*Goal of the exercise*
Determine how many lines contain the string "POST返回数据". Respond with that number and nothing more.
------ Material for this task
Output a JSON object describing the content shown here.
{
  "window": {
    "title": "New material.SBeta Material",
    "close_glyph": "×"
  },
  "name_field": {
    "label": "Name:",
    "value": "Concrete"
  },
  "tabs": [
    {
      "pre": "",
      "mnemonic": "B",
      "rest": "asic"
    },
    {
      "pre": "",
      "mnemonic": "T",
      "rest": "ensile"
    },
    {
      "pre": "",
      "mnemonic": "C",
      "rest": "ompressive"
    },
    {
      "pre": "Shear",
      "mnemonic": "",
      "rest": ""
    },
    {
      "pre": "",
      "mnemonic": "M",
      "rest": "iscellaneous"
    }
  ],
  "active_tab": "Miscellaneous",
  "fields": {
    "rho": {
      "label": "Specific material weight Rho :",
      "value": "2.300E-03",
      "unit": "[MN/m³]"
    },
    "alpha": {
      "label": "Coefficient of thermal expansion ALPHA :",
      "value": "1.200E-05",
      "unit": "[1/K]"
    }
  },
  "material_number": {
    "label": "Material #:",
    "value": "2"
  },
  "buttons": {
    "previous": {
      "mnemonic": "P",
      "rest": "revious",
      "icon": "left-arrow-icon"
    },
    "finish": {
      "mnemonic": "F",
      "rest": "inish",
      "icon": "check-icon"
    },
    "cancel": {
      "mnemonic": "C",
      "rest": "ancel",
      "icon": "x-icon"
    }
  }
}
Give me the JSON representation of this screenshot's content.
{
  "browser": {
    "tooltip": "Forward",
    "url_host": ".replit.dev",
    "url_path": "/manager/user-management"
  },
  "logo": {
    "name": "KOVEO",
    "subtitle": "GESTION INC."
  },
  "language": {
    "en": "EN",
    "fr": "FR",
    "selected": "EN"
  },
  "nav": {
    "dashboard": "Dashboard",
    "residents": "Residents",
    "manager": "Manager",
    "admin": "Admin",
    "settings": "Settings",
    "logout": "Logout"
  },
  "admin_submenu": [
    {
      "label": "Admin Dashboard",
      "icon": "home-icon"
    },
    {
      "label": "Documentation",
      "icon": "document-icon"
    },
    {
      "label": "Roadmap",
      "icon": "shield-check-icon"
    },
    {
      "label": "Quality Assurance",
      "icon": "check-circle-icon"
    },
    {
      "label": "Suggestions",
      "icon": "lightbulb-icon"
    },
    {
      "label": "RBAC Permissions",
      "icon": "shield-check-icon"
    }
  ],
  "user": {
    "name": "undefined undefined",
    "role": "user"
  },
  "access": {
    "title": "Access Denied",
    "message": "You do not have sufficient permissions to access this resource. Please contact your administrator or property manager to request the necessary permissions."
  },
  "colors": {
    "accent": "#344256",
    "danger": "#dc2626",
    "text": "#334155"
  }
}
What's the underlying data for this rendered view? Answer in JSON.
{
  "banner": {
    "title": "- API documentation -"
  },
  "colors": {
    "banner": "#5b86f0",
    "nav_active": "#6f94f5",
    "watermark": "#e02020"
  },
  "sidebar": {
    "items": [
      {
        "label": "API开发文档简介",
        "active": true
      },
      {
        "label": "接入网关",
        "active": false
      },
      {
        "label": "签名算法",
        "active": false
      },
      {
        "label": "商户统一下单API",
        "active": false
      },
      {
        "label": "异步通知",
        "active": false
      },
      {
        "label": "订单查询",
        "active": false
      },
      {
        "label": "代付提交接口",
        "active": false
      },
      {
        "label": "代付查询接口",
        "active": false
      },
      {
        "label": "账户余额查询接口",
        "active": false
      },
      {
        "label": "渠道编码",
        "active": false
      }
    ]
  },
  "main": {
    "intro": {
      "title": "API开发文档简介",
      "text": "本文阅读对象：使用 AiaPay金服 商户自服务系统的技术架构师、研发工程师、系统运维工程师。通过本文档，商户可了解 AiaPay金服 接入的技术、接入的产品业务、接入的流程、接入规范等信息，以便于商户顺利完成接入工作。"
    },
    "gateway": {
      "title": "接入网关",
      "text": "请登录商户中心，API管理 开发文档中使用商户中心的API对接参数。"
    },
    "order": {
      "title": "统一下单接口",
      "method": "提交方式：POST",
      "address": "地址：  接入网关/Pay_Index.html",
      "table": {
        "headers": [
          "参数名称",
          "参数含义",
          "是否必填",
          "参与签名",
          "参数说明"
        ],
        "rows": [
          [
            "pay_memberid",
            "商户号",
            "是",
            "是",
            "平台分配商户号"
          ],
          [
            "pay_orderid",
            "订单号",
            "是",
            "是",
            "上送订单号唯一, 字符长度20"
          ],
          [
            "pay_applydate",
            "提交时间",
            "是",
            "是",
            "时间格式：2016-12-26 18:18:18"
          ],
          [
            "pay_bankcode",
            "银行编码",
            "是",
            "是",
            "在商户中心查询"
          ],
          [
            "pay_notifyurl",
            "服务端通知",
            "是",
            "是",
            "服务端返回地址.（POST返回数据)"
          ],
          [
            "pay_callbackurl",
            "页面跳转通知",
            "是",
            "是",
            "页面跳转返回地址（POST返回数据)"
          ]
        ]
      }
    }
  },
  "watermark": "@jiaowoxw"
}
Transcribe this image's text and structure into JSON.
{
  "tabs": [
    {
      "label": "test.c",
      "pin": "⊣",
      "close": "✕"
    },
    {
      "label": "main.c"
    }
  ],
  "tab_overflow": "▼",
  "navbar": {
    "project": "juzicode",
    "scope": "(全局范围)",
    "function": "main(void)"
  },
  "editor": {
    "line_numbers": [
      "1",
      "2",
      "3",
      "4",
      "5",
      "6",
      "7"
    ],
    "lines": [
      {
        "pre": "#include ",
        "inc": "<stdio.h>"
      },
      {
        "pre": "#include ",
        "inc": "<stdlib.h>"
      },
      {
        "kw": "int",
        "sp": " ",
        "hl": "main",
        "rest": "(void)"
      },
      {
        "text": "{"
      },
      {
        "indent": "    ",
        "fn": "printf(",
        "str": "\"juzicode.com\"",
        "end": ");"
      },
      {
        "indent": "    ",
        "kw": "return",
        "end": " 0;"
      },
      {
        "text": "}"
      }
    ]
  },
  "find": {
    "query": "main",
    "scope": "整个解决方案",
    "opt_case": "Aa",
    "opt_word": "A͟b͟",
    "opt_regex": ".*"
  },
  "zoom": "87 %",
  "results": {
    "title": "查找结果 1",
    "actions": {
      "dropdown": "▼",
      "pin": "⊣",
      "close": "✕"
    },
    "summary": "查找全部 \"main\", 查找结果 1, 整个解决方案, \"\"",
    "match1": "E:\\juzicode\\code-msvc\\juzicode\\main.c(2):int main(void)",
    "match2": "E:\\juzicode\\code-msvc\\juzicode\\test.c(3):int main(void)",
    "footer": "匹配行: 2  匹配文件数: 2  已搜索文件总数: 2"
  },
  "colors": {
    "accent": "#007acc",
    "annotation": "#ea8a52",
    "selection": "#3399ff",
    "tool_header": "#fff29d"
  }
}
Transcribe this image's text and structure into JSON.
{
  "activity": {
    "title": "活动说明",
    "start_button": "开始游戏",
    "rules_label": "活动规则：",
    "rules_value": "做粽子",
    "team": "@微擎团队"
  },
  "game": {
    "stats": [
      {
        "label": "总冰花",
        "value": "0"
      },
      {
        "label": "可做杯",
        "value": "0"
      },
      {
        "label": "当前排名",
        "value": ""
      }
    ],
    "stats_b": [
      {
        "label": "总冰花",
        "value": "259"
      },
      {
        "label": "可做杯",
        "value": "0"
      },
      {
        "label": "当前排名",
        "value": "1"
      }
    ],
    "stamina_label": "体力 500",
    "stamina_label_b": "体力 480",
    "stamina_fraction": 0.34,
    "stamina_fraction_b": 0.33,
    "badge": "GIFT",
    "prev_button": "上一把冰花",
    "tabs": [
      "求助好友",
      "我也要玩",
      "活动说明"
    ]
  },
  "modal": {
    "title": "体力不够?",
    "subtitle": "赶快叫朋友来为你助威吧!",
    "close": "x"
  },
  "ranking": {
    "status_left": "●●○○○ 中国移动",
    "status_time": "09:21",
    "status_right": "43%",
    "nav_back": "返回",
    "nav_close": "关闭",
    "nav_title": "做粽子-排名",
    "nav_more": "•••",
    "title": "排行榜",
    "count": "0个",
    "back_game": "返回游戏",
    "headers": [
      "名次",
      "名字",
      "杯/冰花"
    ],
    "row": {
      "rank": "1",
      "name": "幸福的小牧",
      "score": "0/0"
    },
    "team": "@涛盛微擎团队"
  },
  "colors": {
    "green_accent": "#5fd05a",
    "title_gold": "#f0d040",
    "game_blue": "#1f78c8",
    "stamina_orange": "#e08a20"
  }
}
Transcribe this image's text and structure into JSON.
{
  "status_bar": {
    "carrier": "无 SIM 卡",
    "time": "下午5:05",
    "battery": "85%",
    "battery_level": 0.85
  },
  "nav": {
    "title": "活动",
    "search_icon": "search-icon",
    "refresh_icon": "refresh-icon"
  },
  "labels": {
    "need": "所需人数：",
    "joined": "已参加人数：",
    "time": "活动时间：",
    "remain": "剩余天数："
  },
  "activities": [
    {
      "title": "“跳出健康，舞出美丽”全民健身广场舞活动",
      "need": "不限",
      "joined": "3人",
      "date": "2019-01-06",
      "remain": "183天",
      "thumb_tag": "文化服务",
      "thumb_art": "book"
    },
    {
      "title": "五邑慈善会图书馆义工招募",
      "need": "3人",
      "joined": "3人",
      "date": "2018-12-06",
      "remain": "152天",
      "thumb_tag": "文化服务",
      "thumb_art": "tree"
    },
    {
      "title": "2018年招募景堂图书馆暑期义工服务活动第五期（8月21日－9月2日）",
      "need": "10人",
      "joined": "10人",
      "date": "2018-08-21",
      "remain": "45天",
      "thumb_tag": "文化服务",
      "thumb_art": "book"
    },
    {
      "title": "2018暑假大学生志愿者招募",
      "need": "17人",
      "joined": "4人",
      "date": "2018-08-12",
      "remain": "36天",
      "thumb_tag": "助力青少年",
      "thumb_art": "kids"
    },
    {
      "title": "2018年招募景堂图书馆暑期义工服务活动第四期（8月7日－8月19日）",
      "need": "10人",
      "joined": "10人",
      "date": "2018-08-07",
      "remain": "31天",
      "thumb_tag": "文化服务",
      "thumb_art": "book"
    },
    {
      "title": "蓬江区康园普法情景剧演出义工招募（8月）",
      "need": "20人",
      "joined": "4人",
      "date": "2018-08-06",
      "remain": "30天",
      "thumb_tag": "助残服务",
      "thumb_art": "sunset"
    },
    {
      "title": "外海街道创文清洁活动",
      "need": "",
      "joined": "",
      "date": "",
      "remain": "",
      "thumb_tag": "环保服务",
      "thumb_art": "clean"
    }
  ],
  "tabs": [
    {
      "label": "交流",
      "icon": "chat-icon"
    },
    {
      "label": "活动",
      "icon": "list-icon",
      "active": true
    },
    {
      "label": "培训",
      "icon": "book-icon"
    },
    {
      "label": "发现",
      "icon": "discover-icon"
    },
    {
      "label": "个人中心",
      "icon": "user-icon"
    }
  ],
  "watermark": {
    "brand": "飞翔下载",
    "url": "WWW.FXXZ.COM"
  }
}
------------
*Completed exercise*
2